● **Exercise task**
Give the count of lines that include the string "Schlußfeier". Add nothing to it.

● **Recorded data**
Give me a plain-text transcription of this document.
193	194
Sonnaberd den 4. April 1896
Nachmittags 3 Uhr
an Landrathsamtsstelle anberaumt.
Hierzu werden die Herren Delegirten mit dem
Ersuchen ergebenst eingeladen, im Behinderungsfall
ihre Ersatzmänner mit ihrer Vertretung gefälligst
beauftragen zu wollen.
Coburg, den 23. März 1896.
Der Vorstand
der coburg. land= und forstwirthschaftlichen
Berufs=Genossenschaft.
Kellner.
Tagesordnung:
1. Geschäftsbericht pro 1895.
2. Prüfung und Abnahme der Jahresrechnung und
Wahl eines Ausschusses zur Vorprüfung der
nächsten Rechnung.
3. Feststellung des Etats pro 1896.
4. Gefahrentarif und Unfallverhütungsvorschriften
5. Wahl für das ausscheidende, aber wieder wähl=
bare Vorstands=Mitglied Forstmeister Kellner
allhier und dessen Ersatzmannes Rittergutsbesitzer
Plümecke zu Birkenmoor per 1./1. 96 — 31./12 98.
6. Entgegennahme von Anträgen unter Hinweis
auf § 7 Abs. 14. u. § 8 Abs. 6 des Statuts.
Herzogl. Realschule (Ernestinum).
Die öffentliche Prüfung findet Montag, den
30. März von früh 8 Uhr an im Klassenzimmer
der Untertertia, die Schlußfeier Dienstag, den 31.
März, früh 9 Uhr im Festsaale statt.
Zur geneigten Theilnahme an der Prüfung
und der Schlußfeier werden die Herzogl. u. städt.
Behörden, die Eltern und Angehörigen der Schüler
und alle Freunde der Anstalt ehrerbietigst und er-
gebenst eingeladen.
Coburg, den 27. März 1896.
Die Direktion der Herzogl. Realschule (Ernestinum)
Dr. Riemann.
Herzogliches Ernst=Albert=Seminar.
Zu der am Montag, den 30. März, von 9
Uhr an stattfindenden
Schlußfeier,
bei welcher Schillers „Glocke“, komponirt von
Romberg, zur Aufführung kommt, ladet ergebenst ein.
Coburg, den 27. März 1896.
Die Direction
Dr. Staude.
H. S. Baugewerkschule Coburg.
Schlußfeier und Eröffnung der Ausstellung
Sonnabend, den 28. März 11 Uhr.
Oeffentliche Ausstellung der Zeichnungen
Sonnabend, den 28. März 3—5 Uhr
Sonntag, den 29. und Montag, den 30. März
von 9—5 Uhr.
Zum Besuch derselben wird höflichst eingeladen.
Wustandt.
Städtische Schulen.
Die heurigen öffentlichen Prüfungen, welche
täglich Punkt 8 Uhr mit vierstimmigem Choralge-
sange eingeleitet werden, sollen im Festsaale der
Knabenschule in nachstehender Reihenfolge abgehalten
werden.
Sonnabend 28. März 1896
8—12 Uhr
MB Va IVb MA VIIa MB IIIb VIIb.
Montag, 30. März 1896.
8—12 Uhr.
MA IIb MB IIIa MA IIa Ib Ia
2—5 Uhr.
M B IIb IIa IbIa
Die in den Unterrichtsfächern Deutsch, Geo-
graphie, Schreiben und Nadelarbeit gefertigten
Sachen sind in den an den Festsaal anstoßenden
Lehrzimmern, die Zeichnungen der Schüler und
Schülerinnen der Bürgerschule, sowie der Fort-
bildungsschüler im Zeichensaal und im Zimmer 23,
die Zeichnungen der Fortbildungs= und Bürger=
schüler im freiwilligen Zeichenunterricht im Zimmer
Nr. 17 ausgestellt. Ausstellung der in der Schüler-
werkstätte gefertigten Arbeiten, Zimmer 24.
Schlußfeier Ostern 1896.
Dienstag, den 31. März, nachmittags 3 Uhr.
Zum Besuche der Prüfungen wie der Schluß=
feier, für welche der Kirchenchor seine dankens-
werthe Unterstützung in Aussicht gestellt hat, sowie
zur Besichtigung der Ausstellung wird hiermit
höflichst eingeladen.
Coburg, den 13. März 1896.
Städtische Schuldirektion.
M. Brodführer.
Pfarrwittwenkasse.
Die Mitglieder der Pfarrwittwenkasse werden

● **Exercise result**
5